- Given instruction -
Copy out each line below that has the word "Enero" in it.

- Entries supplied -
>>>>>

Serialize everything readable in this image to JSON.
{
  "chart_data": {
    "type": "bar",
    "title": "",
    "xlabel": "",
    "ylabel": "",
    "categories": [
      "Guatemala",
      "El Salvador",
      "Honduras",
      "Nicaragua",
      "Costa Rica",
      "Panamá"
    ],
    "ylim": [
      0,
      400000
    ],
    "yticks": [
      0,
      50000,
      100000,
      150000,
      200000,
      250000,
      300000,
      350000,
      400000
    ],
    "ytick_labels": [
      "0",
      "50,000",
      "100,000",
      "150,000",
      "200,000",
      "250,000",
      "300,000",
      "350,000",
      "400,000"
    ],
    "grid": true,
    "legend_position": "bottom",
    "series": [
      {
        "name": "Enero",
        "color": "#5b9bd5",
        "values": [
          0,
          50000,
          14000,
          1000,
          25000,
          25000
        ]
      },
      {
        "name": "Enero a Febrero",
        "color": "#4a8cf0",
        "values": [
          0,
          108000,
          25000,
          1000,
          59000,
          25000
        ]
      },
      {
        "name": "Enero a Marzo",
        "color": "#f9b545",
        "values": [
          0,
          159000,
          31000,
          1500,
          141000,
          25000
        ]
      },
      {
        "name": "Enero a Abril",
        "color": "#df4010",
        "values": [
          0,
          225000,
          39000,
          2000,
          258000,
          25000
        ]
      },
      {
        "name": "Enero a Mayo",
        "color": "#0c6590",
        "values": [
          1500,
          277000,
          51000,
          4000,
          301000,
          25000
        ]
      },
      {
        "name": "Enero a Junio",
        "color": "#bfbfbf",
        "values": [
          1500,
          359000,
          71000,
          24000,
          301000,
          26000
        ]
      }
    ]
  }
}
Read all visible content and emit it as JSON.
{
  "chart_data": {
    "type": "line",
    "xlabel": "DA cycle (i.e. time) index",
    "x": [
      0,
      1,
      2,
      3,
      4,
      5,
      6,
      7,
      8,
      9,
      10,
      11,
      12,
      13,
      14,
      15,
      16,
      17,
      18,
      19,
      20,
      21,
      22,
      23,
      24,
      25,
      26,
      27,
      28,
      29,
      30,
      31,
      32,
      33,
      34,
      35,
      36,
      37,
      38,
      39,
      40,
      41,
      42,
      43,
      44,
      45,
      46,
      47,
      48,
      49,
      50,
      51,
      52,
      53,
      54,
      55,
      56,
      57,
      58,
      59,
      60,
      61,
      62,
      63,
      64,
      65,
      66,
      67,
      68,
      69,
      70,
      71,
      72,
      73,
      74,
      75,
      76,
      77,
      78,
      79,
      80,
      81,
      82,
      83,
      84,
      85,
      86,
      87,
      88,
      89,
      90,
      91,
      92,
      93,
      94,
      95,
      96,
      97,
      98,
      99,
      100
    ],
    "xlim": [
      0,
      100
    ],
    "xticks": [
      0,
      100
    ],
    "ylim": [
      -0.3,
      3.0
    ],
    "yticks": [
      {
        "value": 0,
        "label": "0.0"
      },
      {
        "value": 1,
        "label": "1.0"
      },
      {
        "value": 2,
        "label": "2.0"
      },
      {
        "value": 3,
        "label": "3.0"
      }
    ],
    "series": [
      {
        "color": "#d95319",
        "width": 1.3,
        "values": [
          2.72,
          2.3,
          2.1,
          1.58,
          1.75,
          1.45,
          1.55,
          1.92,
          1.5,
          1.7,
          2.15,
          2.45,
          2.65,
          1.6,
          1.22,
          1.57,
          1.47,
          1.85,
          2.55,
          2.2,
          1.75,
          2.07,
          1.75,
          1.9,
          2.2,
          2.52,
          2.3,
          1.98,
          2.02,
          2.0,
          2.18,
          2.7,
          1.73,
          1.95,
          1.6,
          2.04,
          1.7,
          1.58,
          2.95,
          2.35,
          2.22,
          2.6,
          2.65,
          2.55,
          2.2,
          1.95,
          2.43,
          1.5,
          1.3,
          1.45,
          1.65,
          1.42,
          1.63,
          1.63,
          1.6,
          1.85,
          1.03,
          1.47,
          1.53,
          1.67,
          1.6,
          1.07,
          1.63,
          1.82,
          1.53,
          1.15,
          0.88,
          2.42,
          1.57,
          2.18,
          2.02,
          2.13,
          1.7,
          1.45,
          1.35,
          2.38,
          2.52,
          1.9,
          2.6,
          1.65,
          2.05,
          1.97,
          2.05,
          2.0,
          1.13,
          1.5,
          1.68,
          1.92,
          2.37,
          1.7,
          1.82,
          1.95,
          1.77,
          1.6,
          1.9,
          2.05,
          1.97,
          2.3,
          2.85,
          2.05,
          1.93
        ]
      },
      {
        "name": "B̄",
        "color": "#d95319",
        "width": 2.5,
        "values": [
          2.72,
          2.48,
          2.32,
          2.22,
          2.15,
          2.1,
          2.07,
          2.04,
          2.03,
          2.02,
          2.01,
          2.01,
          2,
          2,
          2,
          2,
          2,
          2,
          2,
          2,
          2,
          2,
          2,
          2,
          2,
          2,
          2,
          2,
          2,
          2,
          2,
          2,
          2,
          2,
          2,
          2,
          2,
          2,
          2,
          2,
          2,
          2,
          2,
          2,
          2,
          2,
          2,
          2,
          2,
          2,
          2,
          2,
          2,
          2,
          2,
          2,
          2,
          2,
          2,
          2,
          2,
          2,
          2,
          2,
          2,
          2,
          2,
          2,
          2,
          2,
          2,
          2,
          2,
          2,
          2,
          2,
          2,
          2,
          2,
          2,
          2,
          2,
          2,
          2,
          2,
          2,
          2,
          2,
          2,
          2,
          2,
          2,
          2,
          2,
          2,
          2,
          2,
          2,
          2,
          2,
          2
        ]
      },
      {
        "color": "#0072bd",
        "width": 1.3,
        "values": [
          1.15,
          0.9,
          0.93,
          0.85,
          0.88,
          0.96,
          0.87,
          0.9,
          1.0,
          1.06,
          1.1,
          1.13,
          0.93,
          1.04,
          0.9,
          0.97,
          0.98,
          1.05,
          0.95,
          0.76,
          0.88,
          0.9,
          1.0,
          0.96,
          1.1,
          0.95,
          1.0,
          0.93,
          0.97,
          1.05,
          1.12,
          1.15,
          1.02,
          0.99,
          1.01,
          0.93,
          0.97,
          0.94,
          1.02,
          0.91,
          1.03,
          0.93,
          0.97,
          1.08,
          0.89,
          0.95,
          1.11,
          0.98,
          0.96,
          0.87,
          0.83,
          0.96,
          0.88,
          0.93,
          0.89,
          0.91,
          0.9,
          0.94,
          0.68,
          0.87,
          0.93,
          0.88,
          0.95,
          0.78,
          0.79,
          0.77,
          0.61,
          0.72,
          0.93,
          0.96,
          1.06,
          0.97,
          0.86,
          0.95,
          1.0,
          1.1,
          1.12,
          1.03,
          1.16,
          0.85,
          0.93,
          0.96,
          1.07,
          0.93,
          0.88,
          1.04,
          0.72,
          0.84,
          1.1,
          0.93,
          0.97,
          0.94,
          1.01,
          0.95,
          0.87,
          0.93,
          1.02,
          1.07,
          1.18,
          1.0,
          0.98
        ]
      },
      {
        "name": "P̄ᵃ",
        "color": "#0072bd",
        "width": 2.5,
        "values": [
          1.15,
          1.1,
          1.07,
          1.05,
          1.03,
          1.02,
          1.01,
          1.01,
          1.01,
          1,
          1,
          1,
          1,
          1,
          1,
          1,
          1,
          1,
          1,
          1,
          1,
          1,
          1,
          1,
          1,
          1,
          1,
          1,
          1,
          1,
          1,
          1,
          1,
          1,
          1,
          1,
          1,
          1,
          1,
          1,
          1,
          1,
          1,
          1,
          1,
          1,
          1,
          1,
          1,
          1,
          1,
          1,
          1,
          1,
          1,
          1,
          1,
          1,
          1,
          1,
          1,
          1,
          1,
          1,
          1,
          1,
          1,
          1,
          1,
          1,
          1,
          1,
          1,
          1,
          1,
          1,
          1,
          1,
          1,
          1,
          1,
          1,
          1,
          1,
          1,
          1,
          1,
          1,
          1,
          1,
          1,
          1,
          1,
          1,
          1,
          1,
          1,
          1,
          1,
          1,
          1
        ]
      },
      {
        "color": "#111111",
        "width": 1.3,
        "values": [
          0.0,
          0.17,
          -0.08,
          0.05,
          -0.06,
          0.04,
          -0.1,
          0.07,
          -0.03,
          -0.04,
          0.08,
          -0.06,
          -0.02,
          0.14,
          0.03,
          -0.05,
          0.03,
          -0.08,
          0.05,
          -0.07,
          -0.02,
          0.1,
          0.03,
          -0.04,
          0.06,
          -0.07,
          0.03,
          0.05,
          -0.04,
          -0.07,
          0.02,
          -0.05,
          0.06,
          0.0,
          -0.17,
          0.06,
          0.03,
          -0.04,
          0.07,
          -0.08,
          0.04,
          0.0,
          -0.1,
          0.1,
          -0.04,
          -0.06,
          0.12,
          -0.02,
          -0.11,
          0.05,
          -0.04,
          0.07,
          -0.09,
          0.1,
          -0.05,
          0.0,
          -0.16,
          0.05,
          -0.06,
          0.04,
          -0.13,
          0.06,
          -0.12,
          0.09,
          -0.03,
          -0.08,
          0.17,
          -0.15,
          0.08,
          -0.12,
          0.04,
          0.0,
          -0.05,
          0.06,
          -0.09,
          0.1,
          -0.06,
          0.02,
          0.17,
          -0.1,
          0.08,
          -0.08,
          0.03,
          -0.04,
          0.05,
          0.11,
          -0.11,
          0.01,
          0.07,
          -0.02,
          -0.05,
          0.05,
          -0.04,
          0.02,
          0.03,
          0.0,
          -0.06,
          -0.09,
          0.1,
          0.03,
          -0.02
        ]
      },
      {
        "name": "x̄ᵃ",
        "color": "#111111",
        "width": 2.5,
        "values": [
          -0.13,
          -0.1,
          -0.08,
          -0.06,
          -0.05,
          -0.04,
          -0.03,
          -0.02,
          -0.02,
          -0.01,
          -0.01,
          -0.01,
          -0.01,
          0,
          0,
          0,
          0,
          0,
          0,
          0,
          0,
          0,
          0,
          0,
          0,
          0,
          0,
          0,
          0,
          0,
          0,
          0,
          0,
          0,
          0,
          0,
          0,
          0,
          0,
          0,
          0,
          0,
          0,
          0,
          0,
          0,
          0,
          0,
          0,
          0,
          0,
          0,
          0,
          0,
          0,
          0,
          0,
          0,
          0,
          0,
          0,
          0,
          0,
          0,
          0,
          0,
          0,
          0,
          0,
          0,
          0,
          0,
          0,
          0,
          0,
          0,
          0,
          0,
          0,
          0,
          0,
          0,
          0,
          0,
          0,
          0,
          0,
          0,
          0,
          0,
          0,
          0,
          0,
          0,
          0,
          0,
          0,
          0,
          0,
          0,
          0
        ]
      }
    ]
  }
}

<<<<<

- Expected answer -
        "name": "Enero",
        "name": "Enero a Febrero",
        "name": "Enero a Marzo",
        "name": "Enero a Abril",
        "name": "Enero a Mayo",
        "name": "Enero a Junio",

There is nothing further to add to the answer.